> [Aim]:
Copy out each line below exactly as it appears.
+-------+
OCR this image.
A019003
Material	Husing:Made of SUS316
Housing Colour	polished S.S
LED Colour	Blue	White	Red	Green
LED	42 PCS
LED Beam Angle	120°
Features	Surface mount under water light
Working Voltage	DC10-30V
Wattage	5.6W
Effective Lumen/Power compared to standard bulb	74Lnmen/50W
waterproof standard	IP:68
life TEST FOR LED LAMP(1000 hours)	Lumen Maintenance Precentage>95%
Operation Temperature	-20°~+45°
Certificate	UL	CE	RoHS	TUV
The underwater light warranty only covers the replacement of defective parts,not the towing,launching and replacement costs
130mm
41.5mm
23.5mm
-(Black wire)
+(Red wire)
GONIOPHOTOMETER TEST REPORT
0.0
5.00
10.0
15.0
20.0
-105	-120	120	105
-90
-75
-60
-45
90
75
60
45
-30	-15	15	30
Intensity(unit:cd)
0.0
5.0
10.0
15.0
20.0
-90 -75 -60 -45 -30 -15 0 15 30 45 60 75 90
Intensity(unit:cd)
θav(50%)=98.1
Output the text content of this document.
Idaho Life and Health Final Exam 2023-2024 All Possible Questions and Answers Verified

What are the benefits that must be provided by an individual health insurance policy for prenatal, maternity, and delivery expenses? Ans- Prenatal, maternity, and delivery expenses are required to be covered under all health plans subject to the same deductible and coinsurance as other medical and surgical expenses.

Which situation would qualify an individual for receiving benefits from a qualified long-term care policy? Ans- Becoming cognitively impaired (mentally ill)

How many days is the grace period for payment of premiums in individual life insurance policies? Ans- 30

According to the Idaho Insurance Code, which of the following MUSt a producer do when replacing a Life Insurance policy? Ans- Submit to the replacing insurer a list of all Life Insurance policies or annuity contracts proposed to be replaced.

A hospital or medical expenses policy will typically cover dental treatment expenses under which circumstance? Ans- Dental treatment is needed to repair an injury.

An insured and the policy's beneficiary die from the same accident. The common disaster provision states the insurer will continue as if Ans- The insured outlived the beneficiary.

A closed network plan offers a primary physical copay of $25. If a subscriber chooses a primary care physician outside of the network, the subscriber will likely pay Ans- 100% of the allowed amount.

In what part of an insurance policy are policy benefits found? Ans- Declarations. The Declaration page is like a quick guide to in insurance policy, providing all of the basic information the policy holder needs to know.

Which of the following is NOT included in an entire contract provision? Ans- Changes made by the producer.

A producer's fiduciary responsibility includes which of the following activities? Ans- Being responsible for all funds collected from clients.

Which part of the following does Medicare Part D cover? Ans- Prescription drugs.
+-------+
> [Written answer]:
OCR this image.
A019003
Material	Husing:Made of SUS316
Housing Colour	polished S.S
LED Colour	Blue	White	Red	Green
LED	42 PCS
LED Beam Angle	120°
Features	Surface mount under water light
Working Voltage	DC10-30V
Wattage	5.6W
Effective Lumen/Power compared to standard bulb	74Lnmen/50W
waterproof standard	IP:68
life TEST FOR LED LAMP(1000 hours)	Lumen Maintenance Precentage>95%
Operation Temperature	-20°~+45°
Certificate	UL	CE	RoHS	TUV
The underwater light warranty only covers the replacement of defective parts,not the towing,launching and replacement costs
130mm
41.5mm
23.5mm
-(Black wire)
+(Red wire)
GONIOPHOTOMETER TEST REPORT
0.0
5.00
10.0
15.0
20.0
-105	-120	120	105
-90
-75
-60
-45
90
75
60
45
-30	-15	15	30
Intensity(unit:cd)
0.0
5.0
10.0
15.0
20.0
-90 -75 -60 -45 -30 -15 0 15 30 45 60 75 90
Intensity(unit:cd)
θav(50%)=98.1
Output the text content of this document.
Idaho Life and Health Final Exam 2023-2024 All Possible Questions and Answers Verified

What are the benefits that must be provided by an individual health insurance policy for prenatal, maternity, and delivery expenses? Ans- Prenatal, maternity, and delivery expenses are required to be covered under all health plans subject to the same deductible and coinsurance as other medical and surgical expenses.

Which situation would qualify an individual for receiving benefits from a qualified long-term care policy? Ans- Becoming cognitively impaired (mentally ill)

How many days is the grace period for payment of premiums in individual life insurance policies? Ans- 30

According to the Idaho Insurance Code, which of the following MUSt a producer do when replacing a Life Insurance policy? Ans- Submit to the replacing insurer a list of all Life Insurance policies or annuity contracts proposed to be replaced.

A hospital or medical expenses policy will typically cover dental treatment expenses under which circumstance? Ans- Dental treatment is needed to repair an injury.

An insured and the policy's beneficiary die from the same accident. The common disaster provision states the insurer will continue as if Ans- The insured outlived the beneficiary.

A closed network plan offers a primary physical copay of $25. If a subscriber chooses a primary care physician outside of the network, the subscriber will likely pay Ans- 100% of the allowed amount.

In what part of an insurance policy are policy benefits found? Ans- Declarations. The Declaration page is like a quick guide to in insurance policy, providing all of the basic information the policy holder needs to know.

Which of the following is NOT included in an entire contract provision? Ans- Changes made by the producer.

A producer's fiduciary responsibility includes which of the following activities? Ans- Being responsible for all funds collected from clients.

Which part of the following does Medicare Part D cover? Ans- Prescription drugs.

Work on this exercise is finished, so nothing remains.